◆ Stored data

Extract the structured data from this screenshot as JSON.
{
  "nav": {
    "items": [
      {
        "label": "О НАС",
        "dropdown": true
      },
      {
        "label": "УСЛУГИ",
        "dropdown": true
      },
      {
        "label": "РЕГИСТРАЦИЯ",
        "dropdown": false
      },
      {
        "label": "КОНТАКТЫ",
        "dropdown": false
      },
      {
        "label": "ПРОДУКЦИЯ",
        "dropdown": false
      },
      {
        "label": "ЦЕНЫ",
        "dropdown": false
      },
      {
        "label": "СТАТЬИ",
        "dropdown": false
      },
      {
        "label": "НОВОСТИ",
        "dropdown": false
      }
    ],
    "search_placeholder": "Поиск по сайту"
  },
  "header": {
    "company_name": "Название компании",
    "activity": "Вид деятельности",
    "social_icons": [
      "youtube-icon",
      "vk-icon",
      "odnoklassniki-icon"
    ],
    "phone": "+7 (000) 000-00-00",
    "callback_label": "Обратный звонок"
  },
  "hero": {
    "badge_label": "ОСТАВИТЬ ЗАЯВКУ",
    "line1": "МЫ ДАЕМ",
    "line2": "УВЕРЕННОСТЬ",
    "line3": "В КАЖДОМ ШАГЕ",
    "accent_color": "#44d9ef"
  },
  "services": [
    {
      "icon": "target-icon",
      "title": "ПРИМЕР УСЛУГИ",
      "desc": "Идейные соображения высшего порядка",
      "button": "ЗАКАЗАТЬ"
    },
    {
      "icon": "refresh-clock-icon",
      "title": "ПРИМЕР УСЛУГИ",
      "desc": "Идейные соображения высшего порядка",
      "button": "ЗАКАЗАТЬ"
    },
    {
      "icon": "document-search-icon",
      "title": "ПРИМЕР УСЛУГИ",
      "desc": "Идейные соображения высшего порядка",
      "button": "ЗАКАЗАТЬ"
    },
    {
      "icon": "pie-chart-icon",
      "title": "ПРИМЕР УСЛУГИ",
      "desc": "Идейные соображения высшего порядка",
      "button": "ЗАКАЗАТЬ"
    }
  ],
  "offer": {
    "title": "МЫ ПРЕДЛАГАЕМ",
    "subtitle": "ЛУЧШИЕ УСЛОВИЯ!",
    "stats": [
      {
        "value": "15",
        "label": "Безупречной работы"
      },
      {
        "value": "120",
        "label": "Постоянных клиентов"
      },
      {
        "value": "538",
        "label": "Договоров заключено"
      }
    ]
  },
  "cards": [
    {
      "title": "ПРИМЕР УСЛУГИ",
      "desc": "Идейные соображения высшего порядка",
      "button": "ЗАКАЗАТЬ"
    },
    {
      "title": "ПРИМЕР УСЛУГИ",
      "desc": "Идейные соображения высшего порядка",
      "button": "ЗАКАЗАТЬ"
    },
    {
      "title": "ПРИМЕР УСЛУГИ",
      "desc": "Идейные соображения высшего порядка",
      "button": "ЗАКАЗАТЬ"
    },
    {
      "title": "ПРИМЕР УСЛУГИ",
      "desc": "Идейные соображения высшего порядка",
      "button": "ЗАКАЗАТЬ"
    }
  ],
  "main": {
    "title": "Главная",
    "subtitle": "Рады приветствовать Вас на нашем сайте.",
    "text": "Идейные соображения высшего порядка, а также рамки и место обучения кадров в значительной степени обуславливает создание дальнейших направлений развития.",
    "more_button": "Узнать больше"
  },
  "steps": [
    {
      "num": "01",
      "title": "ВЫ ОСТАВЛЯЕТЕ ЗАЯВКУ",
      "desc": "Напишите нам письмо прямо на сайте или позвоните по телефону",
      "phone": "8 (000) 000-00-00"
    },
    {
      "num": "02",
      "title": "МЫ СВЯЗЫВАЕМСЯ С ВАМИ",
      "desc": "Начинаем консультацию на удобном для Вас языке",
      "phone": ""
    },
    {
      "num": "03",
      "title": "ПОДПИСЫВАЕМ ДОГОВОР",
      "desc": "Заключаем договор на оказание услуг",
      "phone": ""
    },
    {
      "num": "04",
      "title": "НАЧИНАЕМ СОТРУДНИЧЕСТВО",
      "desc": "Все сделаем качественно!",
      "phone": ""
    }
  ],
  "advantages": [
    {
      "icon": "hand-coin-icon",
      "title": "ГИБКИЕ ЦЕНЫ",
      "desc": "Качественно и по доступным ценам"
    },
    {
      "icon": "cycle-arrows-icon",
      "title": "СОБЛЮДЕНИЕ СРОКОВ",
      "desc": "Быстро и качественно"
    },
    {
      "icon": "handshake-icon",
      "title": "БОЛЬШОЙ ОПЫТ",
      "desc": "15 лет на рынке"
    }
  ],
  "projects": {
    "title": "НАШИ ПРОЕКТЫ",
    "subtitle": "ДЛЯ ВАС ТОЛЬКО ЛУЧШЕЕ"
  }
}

◆ What the task requires
What is the number of lines in the listing that include the word "subtitle"? Give that number and nothing else.

◆ Result for this task
3